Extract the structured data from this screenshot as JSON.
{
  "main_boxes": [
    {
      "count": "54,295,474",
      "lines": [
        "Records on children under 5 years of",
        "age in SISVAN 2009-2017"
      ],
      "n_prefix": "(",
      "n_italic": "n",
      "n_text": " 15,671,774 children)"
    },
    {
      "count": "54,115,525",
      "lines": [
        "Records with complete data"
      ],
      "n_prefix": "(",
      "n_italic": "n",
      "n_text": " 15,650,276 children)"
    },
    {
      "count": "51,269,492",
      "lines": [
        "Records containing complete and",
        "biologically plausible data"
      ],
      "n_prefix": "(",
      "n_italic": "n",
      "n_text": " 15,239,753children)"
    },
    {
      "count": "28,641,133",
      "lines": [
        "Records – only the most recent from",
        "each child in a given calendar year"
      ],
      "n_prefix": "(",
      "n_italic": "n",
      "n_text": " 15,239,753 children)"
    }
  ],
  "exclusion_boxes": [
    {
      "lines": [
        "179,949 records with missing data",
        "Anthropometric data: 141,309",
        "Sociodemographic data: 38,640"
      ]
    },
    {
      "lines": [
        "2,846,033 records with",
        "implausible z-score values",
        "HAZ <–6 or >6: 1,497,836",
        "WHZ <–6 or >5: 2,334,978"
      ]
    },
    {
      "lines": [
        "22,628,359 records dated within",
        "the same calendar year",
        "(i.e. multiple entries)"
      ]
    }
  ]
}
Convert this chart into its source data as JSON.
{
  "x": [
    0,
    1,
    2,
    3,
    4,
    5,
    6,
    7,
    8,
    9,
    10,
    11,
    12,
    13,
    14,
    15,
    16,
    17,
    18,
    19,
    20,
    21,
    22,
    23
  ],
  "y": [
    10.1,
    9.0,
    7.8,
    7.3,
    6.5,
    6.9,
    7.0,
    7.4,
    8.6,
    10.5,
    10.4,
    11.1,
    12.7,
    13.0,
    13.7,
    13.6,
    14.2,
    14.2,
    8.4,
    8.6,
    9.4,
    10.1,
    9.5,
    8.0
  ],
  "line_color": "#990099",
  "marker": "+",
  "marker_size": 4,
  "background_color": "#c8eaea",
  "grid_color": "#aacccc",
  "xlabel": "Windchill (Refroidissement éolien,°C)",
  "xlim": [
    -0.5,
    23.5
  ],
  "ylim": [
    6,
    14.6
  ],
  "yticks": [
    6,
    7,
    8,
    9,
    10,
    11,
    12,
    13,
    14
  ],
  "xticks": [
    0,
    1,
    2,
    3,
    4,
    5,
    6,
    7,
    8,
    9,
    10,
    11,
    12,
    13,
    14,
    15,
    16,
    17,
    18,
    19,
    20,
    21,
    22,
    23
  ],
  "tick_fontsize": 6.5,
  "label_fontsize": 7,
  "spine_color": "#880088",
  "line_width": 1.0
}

◆ Given instruction:
Repeat the material in full, exactly as it stands.

◆ Full output:
Extract the structured data from this screenshot as JSON.
{
  "main_boxes": [
    {
      "count": "54,295,474",
      "lines": [
        "Records on children under 5 years of",
        "age in SISVAN 2009-2017"
      ],
      "n_prefix": "(",
      "n_italic": "n",
      "n_text": " 15,671,774 children)"
    },
    {
      "count": "54,115,525",
      "lines": [
        "Records with complete data"
      ],
      "n_prefix": "(",
      "n_italic": "n",
      "n_text": " 15,650,276 children)"
    },
    {
      "count": "51,269,492",
      "lines": [
        "Records containing complete and",
        "biologically plausible data"
      ],
      "n_prefix": "(",
      "n_italic": "n",
      "n_text": " 15,239,753children)"
    },
    {
      "count": "28,641,133",
      "lines": [
        "Records – only the most recent from",
        "each child in a given calendar year"
      ],
      "n_prefix": "(",
      "n_italic": "n",
      "n_text": " 15,239,753 children)"
    }
  ],
  "exclusion_boxes": [
    {
      "lines": [
        "179,949 records with missing data",
        "Anthropometric data: 141,309",
        "Sociodemographic data: 38,640"
      ]
    },
    {
      "lines": [
        "2,846,033 records with",
        "implausible z-score values",
        "HAZ <–6 or >6: 1,497,836",
        "WHZ <–6 or >5: 2,334,978"
      ]
    },
    {
      "lines": [
        "22,628,359 records dated within",
        "the same calendar year",
        "(i.e. multiple entries)"
      ]
    }
  ]
}
Convert this chart into its source data as JSON.
{
  "x": [
    0,
    1,
    2,
    3,
    4,
    5,
    6,
    7,
    8,
    9,
    10,
    11,
    12,
    13,
    14,
    15,
    16,
    17,
    18,
    19,
    20,
    21,
    22,
    23
  ],
  "y": [
    10.1,
    9.0,
    7.8,
    7.3,
    6.5,
    6.9,
    7.0,
    7.4,
    8.6,
    10.5,
    10.4,
    11.1,
    12.7,
    13.0,
    13.7,
    13.6,
    14.2,
    14.2,
    8.4,
    8.6,
    9.4,
    10.1,
    9.5,
    8.0
  ],
  "line_color": "#990099",
  "marker": "+",
  "marker_size": 4,
  "background_color": "#c8eaea",
  "grid_color": "#aacccc",
  "xlabel": "Windchill (Refroidissement éolien,°C)",
  "xlim": [
    -0.5,
    23.5
  ],
  "ylim": [
    6,
    14.6
  ],
  "yticks": [
    6,
    7,
    8,
    9,
    10,
    11,
    12,
    13,
    14
  ],
  "xticks": [
    0,
    1,
    2,
    3,
    4,
    5,
    6,
    7,
    8,
    9,
    10,
    11,
    12,
    13,
    14,
    15,
    16,
    17,
    18,
    19,
    20,
    21,
    22,
    23
  ],
  "tick_fontsize": 6.5,
  "label_fontsize": 7,
  "spine_color": "#880088",
  "line_width": 1.0
}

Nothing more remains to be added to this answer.